[Entries with figure data]
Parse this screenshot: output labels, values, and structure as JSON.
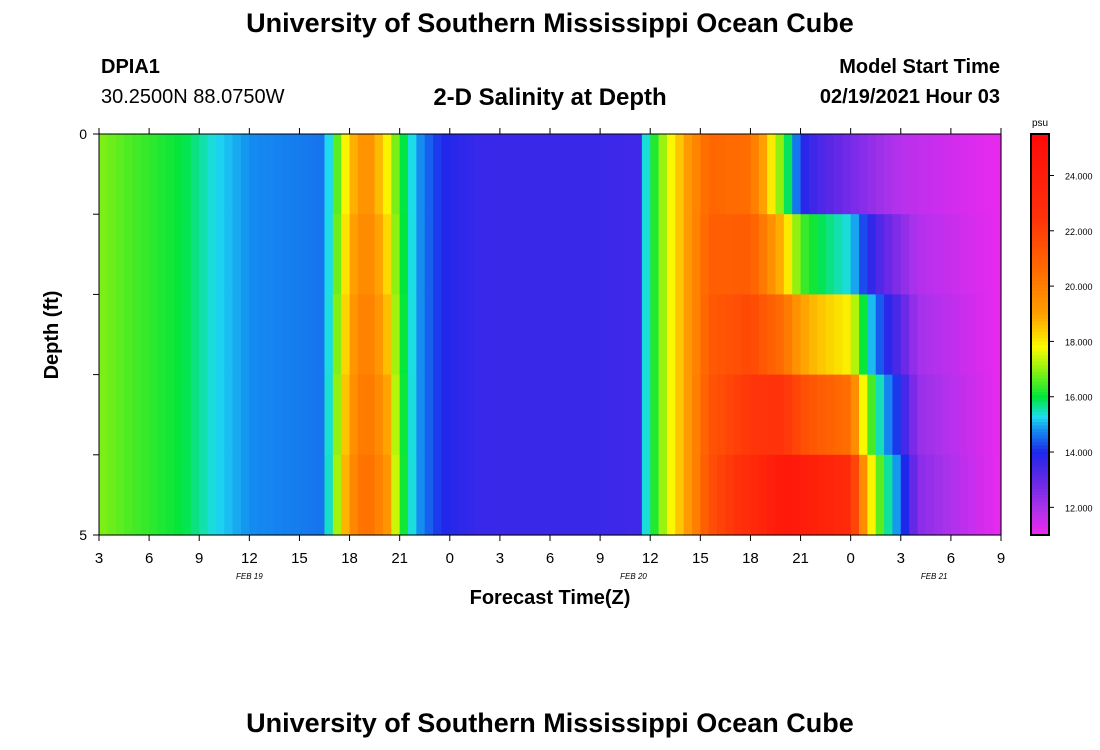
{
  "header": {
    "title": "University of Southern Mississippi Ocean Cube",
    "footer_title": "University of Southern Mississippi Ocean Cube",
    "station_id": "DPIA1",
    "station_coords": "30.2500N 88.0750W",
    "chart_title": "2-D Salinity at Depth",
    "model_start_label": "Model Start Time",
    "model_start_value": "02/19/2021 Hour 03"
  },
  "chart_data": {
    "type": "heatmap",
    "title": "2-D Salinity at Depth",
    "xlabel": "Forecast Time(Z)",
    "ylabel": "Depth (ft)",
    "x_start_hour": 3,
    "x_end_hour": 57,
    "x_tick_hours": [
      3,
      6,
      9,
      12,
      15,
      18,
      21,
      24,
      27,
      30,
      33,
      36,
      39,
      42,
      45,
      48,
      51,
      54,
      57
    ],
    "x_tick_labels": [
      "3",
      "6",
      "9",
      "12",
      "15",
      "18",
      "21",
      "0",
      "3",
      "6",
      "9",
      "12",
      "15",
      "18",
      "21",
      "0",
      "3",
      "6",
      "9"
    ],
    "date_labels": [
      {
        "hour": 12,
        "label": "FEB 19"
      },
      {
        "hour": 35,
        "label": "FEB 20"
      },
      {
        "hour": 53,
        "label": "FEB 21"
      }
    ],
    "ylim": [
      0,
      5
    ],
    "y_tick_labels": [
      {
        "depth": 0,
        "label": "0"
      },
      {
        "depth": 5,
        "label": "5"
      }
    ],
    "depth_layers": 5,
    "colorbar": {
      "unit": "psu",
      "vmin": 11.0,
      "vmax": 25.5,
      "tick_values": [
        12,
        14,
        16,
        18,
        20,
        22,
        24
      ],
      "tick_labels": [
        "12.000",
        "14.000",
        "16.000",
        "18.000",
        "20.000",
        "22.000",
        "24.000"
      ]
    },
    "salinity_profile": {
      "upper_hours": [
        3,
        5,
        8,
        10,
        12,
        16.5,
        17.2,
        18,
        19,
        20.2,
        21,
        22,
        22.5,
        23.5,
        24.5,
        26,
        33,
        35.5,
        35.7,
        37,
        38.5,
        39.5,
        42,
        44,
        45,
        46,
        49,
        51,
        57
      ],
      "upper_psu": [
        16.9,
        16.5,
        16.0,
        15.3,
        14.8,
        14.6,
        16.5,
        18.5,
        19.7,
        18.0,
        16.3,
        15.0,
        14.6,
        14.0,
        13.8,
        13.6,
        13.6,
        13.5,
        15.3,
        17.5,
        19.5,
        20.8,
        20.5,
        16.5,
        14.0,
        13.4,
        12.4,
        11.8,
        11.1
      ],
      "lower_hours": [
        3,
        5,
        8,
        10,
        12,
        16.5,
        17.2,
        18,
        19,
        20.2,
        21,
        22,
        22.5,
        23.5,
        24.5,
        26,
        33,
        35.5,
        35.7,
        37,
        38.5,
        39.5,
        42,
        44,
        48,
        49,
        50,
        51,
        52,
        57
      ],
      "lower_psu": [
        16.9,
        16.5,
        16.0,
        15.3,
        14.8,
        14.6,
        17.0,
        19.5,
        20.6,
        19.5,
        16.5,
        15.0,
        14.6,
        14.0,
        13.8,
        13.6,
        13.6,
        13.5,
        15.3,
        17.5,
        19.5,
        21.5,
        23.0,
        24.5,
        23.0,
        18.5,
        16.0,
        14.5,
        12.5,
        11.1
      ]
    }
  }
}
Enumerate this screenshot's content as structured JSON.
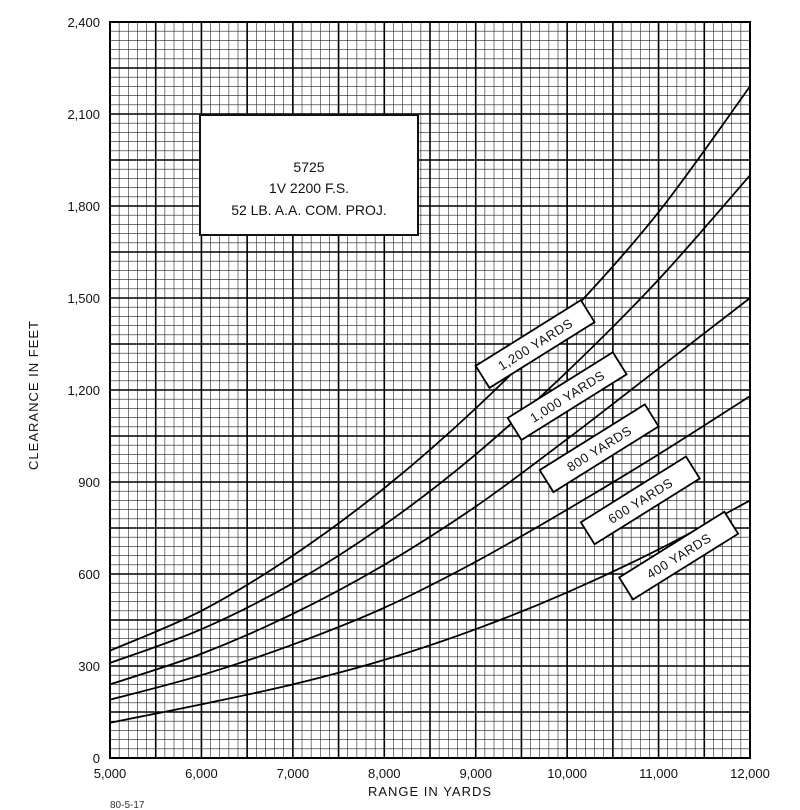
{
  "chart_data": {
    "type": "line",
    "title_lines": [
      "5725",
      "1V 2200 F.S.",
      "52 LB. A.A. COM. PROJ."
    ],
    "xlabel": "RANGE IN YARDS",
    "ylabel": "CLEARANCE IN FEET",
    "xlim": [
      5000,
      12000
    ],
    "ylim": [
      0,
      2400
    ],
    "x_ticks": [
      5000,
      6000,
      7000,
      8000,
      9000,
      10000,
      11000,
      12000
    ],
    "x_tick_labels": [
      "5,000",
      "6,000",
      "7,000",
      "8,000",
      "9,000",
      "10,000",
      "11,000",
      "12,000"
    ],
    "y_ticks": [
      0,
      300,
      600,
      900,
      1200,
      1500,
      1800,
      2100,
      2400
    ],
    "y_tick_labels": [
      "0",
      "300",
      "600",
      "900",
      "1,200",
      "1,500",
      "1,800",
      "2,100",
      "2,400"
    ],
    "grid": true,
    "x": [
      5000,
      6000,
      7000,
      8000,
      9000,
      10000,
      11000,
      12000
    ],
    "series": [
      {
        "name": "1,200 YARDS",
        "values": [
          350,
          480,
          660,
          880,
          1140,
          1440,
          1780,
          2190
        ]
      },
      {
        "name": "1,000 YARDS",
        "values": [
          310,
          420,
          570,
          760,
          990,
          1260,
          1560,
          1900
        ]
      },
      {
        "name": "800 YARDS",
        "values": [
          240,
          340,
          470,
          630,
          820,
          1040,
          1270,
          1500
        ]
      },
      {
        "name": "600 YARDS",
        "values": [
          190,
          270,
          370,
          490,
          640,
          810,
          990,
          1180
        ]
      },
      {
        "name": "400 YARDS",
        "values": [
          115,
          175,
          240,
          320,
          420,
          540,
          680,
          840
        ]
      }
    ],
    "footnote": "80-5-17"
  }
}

**Prompt:**
Exactly as written, return every line of the listing, but not the pictures.

**Solution for this exercise:**
Parse this screenshot: output labels, values, and structure as JSON.
{
  "header": {
    "title": "University of Southern Mississippi Ocean Cube",
    "footer_title": "University of Southern Mississippi Ocean Cube",
    "station_id": "DPIA1",
    "station_coords": "30.2500N 88.0750W",
    "chart_title": "2-D Salinity at Depth",
    "model_start_label": "Model Start Time",
    "model_start_value": "02/19/2021 Hour 03"
  },
  "chart_data": {
    "type": "heatmap",
    "title": "2-D Salinity at Depth",
    "xlabel": "Forecast Time(Z)",
    "ylabel": "Depth (ft)",
    "x_start_hour": 3,
    "x_end_hour": 57,
    "x_tick_hours": [
      3,
      6,
      9,
      12,
      15,
      18,
      21,
      24,
      27,
      30,
      33,
      36,
      39,
      42,
      45,
      48,
      51,
      54,
      57
    ],
    "x_tick_labels": [
      "3",
      "6",
      "9",
      "12",
      "15",
      "18",
      "21",
      "0",
      "3",
      "6",
      "9",
      "12",
      "15",
      "18",
      "21",
      "0",
      "3",
      "6",
      "9"
    ],
    "date_labels": [
      {
        "hour": 12,
        "label": "FEB 19"
      },
      {
        "hour": 35,
        "label": "FEB 20"
      },
      {
        "hour": 53,
        "label": "FEB 21"
      }
    ],
    "ylim": [
      0,
      5
    ],
    "y_tick_labels": [
      {
        "depth": 0,
        "label": "0"
      },
      {
        "depth": 5,
        "label": "5"
      }
    ],
    "depth_layers": 5,
    "colorbar": {
      "unit": "psu",
      "vmin": 11.0,
      "vmax": 25.5,
      "tick_values": [
        12,
        14,
        16,
        18,
        20,
        22,
        24
      ],
      "tick_labels": [
        "12.000",
        "14.000",
        "16.000",
        "18.000",
        "20.000",
        "22.000",
        "24.000"
      ]
    },
    "salinity_profile": {
      "upper_hours": [
        3,
        5,
        8,
        10,
        12,
        16.5,
        17.2,
        18,
        19,
        20.2,
        21,
        22,
        22.5,
        23.5,
        24.5,
        26,
        33,
        35.5,
        35.7,
        37,
        38.5,
        39.5,
        42,
        44,
        45,
        46,
        49,
        51,
        57
      ],
      "upper_psu": [
        16.9,
        16.5,
        16.0,
        15.3,
        14.8,
        14.6,
        16.5,
        18.5,
        19.7,
        18.0,
        16.3,
        15.0,
        14.6,
        14.0,
        13.8,
        13.6,
        13.6,
        13.5,
        15.3,
        17.5,
        19.5,
        20.8,
        20.5,
        16.5,
        14.0,
        13.4,
        12.4,
        11.8,
        11.1
      ],
      "lower_hours": [
        3,
        5,
        8,
        10,
        12,
        16.5,
        17.2,
        18,
        19,
        20.2,
        21,
        22,
        22.5,
        23.5,
        24.5,
        26,
        33,
        35.5,
        35.7,
        37,
        38.5,
        39.5,
        42,
        44,
        48,
        49,
        50,
        51,
        52,
        57
      ],
      "lower_psu": [
        16.9,
        16.5,
        16.0,
        15.3,
        14.8,
        14.6,
        17.0,
        19.5,
        20.6,
        19.5,
        16.5,
        15.0,
        14.6,
        14.0,
        13.8,
        13.6,
        13.6,
        13.5,
        15.3,
        17.5,
        19.5,
        21.5,
        23.0,
        24.5,
        23.0,
        18.5,
        16.0,
        14.5,
        12.5,
        11.1
      ]
    }
  }
}
Enumerate this screenshot's content as structured JSON.
{
  "chart_data": {
    "type": "line",
    "title_lines": [
      "5725",
      "1V 2200 F.S.",
      "52 LB. A.A. COM. PROJ."
    ],
    "xlabel": "RANGE IN YARDS",
    "ylabel": "CLEARANCE IN FEET",
    "xlim": [
      5000,
      12000
    ],
    "ylim": [
      0,
      2400
    ],
    "x_ticks": [
      5000,
      6000,
      7000,
      8000,
      9000,
      10000,
      11000,
      12000
    ],
    "x_tick_labels": [
      "5,000",
      "6,000",
      "7,000",
      "8,000",
      "9,000",
      "10,000",
      "11,000",
      "12,000"
    ],
    "y_ticks": [
      0,
      300,
      600,
      900,
      1200,
      1500,
      1800,
      2100,
      2400
    ],
    "y_tick_labels": [
      "0",
      "300",
      "600",
      "900",
      "1,200",
      "1,500",
      "1,800",
      "2,100",
      "2,400"
    ],
    "grid": true,
    "x": [
      5000,
      6000,
      7000,
      8000,
      9000,
      10000,
      11000,
      12000
    ],
    "series": [
      {
        "name": "1,200 YARDS",
        "values": [
          350,
          480,
          660,
          880,
          1140,
          1440,
          1780,
          2190
        ]
      },
      {
        "name": "1,000 YARDS",
        "values": [
          310,
          420,
          570,
          760,
          990,
          1260,
          1560,
          1900
        ]
      },
      {
        "name": "800 YARDS",
        "values": [
          240,
          340,
          470,
          630,
          820,
          1040,
          1270,
          1500
        ]
      },
      {
        "name": "600 YARDS",
        "values": [
          190,
          270,
          370,
          490,
          640,
          810,
          990,
          1180
        ]
      },
      {
        "name": "400 YARDS",
        "values": [
          115,
          175,
          240,
          320,
          420,
          540,
          680,
          840
        ]
      }
    ],
    "footnote": "80-5-17"
  }
}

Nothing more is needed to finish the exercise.